── Available records ──

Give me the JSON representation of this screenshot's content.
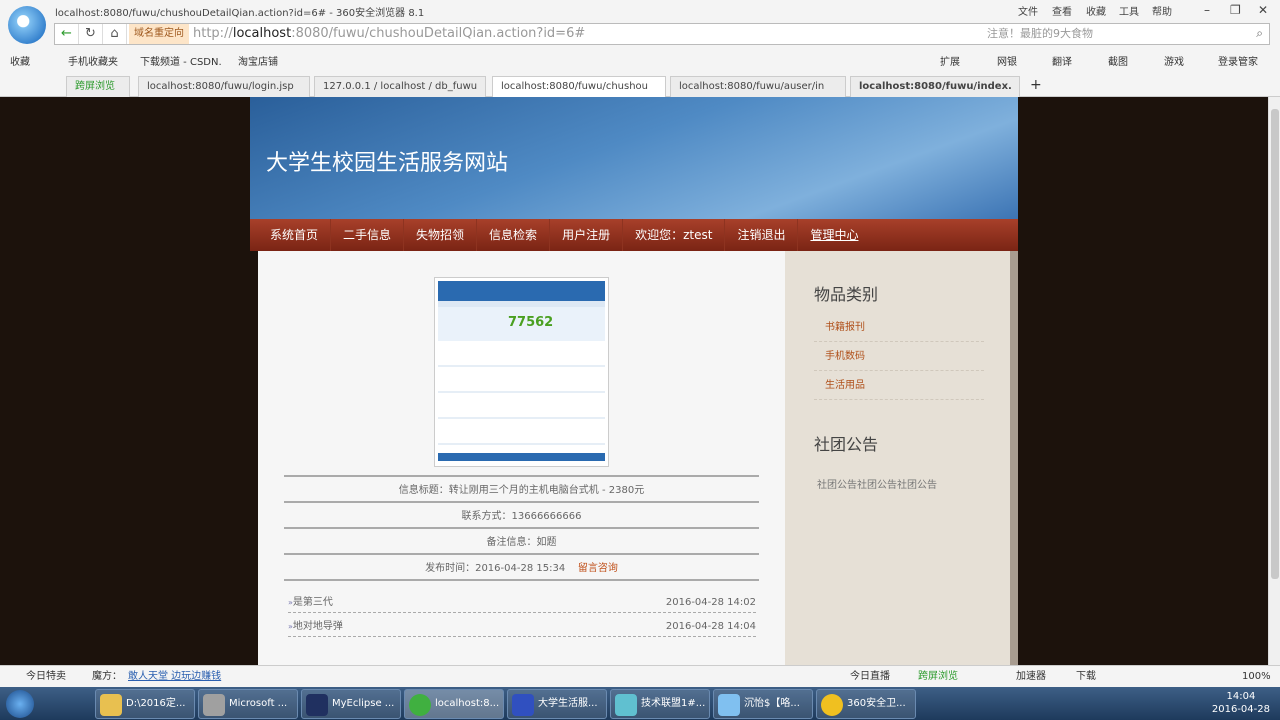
{
  "browser": {
    "window_title": "localhost:8080/fuwu/chushouDetailQian.action?id=6# - 360安全浏览器 8.1",
    "menu": [
      "文件",
      "查看",
      "收藏",
      "工具",
      "帮助"
    ],
    "redirect_label": "域名重定向",
    "url_prefix": "http://",
    "url_host": "localhost",
    "url_rest": ":8080/fuwu/chushouDetailQian.action?id=6#",
    "search_placeholder": "注意！最脏的9大食物",
    "bookmarks": [
      "收藏",
      "手机收藏夹",
      "下载频道 - CSDN.",
      "淘宝店铺"
    ],
    "toolbar_right": [
      "扩展",
      "网银",
      "翻译",
      "截图",
      "游戏",
      "登录管家"
    ],
    "split_view": "跨屏浏览",
    "tabs": [
      {
        "label": "localhost:8080/fuwu/login.jsp",
        "active": false
      },
      {
        "label": "127.0.0.1 / localhost / db_fuwu",
        "active": false
      },
      {
        "label": "localhost:8080/fuwu/chushou",
        "active": true
      },
      {
        "label": "localhost:8080/fuwu/auser/in",
        "active": false
      },
      {
        "label": "localhost:8080/fuwu/index.",
        "active": false
      }
    ]
  },
  "site": {
    "title": "大学生校园生活服务网站",
    "nav": [
      "系统首页",
      "二手信息",
      "失物招领",
      "信息检索",
      "用户注册",
      "欢迎您：ztest",
      "注销退出",
      "管理中心"
    ],
    "detail": {
      "title": "信息标题：转让刚用三个月的主机电脑台式机 - 2380元",
      "contact": "联系方式：13666666666",
      "note": "备注信息：如题",
      "time": "发布时间：2016-04-28 15:34",
      "consult": "留言咨询",
      "image_number": "77562"
    },
    "comments": [
      {
        "text": "是第三代",
        "date": "2016-04-28 14:02"
      },
      {
        "text": "地对地导弹",
        "date": "2016-04-28 14:04"
      }
    ],
    "sidebar": {
      "cat_heading": "物品类别",
      "categories": [
        "书籍报刊",
        "手机数码",
        "生活用品"
      ],
      "notice_heading": "社团公告",
      "notice": "社团公告社团公告社团公告"
    }
  },
  "statusbar": {
    "left": [
      "今日特卖",
      "魔方：",
      "敢人天堂 边玩边赚钱"
    ],
    "right": [
      "今日直播",
      "跨屏浏览",
      "加速器",
      "下载"
    ],
    "zoom": "100%"
  },
  "taskbar": {
    "items": [
      "D:\\2016定...",
      "Microsoft ...",
      "MyEclipse ...",
      "localhost:8...",
      "大学生活服...",
      "技术联盟1#...",
      "沉怡$【咯...",
      "360安全卫..."
    ],
    "time": "14:04",
    "date": "2016-04-28"
  }
}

───

* Aim of the task:
Exclude all images and restate the records above word for word.

* Exercise answer:
Give me the JSON representation of this screenshot's content.
{
  "browser": {
    "window_title": "localhost:8080/fuwu/chushouDetailQian.action?id=6# - 360安全浏览器 8.1",
    "menu": [
      "文件",
      "查看",
      "收藏",
      "工具",
      "帮助"
    ],
    "redirect_label": "域名重定向",
    "url_prefix": "http://",
    "url_host": "localhost",
    "url_rest": ":8080/fuwu/chushouDetailQian.action?id=6#",
    "search_placeholder": "注意！最脏的9大食物",
    "bookmarks": [
      "收藏",
      "手机收藏夹",
      "下载频道 - CSDN.",
      "淘宝店铺"
    ],
    "toolbar_right": [
      "扩展",
      "网银",
      "翻译",
      "截图",
      "游戏",
      "登录管家"
    ],
    "split_view": "跨屏浏览",
    "tabs": [
      {
        "label": "localhost:8080/fuwu/login.jsp",
        "active": false
      },
      {
        "label": "127.0.0.1 / localhost / db_fuwu",
        "active": false
      },
      {
        "label": "localhost:8080/fuwu/chushou",
        "active": true
      },
      {
        "label": "localhost:8080/fuwu/auser/in",
        "active": false
      },
      {
        "label": "localhost:8080/fuwu/index.",
        "active": false
      }
    ]
  },
  "site": {
    "title": "大学生校园生活服务网站",
    "nav": [
      "系统首页",
      "二手信息",
      "失物招领",
      "信息检索",
      "用户注册",
      "欢迎您：ztest",
      "注销退出",
      "管理中心"
    ],
    "detail": {
      "title": "信息标题：转让刚用三个月的主机电脑台式机 - 2380元",
      "contact": "联系方式：13666666666",
      "note": "备注信息：如题",
      "time": "发布时间：2016-04-28 15:34",
      "consult": "留言咨询",
      "image_number": "77562"
    },
    "comments": [
      {
        "text": "是第三代",
        "date": "2016-04-28 14:02"
      },
      {
        "text": "地对地导弹",
        "date": "2016-04-28 14:04"
      }
    ],
    "sidebar": {
      "cat_heading": "物品类别",
      "categories": [
        "书籍报刊",
        "手机数码",
        "生活用品"
      ],
      "notice_heading": "社团公告",
      "notice": "社团公告社团公告社团公告"
    }
  },
  "statusbar": {
    "left": [
      "今日特卖",
      "魔方：",
      "敢人天堂 边玩边赚钱"
    ],
    "right": [
      "今日直播",
      "跨屏浏览",
      "加速器",
      "下载"
    ],
    "zoom": "100%"
  },
  "taskbar": {
    "items": [
      "D:\\2016定...",
      "Microsoft ...",
      "MyEclipse ...",
      "localhost:8...",
      "大学生活服...",
      "技术联盟1#...",
      "沉怡$【咯...",
      "360安全卫..."
    ],
    "time": "14:04",
    "date": "2016-04-28"
  }
}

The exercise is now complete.